Dataset excerpts:
══════

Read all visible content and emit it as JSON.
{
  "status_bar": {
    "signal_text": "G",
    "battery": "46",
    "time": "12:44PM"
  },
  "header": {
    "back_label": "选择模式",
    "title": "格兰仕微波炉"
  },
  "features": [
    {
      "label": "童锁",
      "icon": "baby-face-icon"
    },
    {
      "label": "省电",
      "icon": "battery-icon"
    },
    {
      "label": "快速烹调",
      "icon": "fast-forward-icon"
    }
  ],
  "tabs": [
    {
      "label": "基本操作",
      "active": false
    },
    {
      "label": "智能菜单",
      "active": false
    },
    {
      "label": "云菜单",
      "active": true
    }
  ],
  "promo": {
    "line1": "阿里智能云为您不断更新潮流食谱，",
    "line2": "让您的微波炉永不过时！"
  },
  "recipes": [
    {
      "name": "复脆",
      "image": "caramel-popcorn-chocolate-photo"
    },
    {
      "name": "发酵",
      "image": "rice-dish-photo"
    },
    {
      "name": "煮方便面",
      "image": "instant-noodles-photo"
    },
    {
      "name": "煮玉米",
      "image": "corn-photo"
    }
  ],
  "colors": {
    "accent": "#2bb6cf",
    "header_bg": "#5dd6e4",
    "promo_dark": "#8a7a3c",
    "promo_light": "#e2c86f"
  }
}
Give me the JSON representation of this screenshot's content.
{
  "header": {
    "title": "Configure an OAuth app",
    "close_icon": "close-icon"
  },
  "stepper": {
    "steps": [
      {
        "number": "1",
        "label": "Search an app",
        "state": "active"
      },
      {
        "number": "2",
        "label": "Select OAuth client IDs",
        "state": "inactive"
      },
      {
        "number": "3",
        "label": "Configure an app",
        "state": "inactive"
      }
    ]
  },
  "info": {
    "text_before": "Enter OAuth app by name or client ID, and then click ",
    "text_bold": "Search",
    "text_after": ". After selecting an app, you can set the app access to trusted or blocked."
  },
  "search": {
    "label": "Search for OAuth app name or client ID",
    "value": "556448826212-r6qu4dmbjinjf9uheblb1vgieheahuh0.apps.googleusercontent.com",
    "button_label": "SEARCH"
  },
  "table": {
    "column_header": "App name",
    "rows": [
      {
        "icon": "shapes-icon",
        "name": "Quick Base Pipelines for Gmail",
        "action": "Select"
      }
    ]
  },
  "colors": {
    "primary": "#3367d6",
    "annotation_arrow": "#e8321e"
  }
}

══════

DIRECTIONS FOR THIS TASK: Count the lines of the data that contain the string "JSON", and reply with that number alone.

EXPECTED OUTPUT: 2